§ **Consegna**
Trascrivi fedelmente tutte le righe riportate qui sotto, senza includere le immagini.

§ **Righe fornite**
++++++

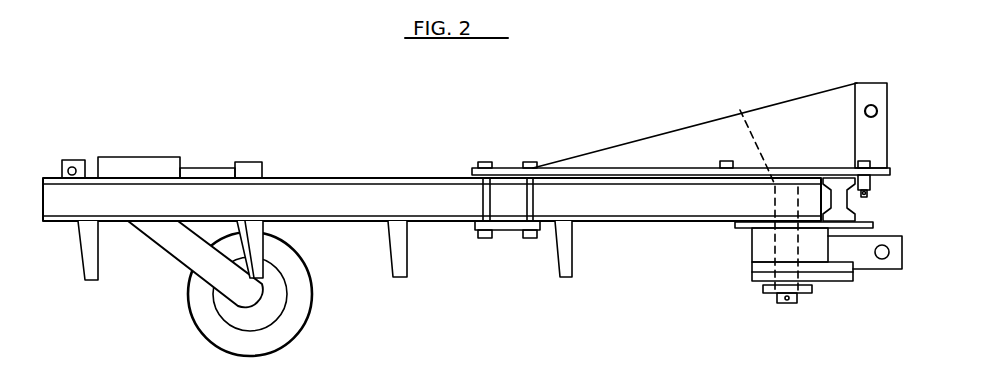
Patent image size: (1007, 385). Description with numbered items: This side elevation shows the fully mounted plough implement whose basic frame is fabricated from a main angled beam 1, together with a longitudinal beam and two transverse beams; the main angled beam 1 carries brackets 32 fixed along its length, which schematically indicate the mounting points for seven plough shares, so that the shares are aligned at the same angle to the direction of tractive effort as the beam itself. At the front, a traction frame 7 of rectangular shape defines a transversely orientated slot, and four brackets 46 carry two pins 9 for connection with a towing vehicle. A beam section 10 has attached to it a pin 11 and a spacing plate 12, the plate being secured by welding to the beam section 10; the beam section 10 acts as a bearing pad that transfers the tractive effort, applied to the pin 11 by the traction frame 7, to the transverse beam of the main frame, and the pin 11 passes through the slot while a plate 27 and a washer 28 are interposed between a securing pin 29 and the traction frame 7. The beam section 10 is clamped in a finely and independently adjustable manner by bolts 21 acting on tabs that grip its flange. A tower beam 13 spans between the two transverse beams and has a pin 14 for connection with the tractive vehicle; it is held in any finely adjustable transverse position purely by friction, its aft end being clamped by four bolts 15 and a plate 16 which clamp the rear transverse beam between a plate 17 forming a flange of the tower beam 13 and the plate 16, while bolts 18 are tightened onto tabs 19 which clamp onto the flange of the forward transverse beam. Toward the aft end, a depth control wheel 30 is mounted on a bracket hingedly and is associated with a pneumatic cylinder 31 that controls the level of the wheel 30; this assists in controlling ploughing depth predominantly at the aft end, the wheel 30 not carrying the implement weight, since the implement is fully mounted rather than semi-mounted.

The main angled beam 1 is at (334, 193).
The traction frame 7 is at (762, 250).
The pins 9 is at (883, 258).
The beam section 10 is at (762, 191).
The pin 11 is at (788, 307).
The spacing plate 12 is at (743, 232).
The tower beam 13 is at (805, 123).
The pin 14 is at (873, 104).
The bolts 15 is at (481, 161).
The plate 16 is at (503, 227).
The plate 17 is at (583, 170).
The bolts 18 is at (868, 158).
The tabs 19 is at (877, 186).
The bolts 21 is at (722, 158).
The plate 27 is at (837, 278).
The washer 28 is at (808, 297).
The securing pin 29 is at (780, 295).
The depth control wheel 30 is at (298, 307).
The pneumatic cylinder 31 is at (172, 157).
The brackets 32 is at (93, 262).
The brackets 46 is at (867, 243).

++++++

§ **Risposta scritta**
Patent image size: (1007, 385). Description with numbered items: This side elevation shows the fully mounted plough implement whose basic frame is fabricated from a main angled beam 1, together with a longitudinal beam and two transverse beams; the main angled beam 1 carries brackets 32 fixed along its length, which schematically indicate the mounting points for seven plough shares, so that the shares are aligned at the same angle to the direction of tractive effort as the beam itself. At the front, a traction frame 7 of rectangular shape defines a transversely orientated slot, and four brackets 46 carry two pins 9 for connection with a towing vehicle. A beam section 10 has attached to it a pin 11 and a spacing plate 12, the plate being secured by welding to the beam section 10; the beam section 10 acts as a bearing pad that transfers the tractive effort, applied to the pin 11 by the traction frame 7, to the transverse beam of the main frame, and the pin 11 passes through the slot while a plate 27 and a washer 28 are interposed between a securing pin 29 and the traction frame 7. The beam section 10 is clamped in a finely and independently adjustable manner by bolts 21 acting on tabs that grip its flange. A tower beam 13 spans between the two transverse beams and has a pin 14 for connection with the tractive vehicle; it is held in any finely adjustable transverse position purely by friction, its aft end being clamped by four bolts 15 and a plate 16 which clamp the rear transverse beam between a plate 17 forming a flange of the tower beam 13 and the plate 16, while bolts 18 are tightened onto tabs 19 which clamp onto the flange of the forward transverse beam. Toward the aft end, a depth control wheel 30 is mounted on a bracket hingedly and is associated with a pneumatic cylinder 31 that controls the level of the wheel 30; this assists in controlling ploughing depth predominantly at the aft end, the wheel 30 not carrying the implement weight, since the implement is fully mounted rather than semi-mounted.

The main angled beam 1 is at (334, 193).
The traction frame 7 is at (762, 250).
The pins 9 is at (883, 258).
The beam section 10 is at (762, 191).
The pin 11 is at (788, 307).
The spacing plate 12 is at (743, 232).
The tower beam 13 is at (805, 123).
The pin 14 is at (873, 104).
The bolts 15 is at (481, 161).
The plate 16 is at (503, 227).
The plate 17 is at (583, 170).
The bolts 18 is at (868, 158).
The tabs 19 is at (877, 186).
The bolts 21 is at (722, 158).
The plate 27 is at (837, 278).
The washer 28 is at (808, 297).
The securing pin 29 is at (780, 295).
The depth control wheel 30 is at (298, 307).
The pneumatic cylinder 31 is at (172, 157).
The brackets 32 is at (93, 262).
The brackets 46 is at (867, 243).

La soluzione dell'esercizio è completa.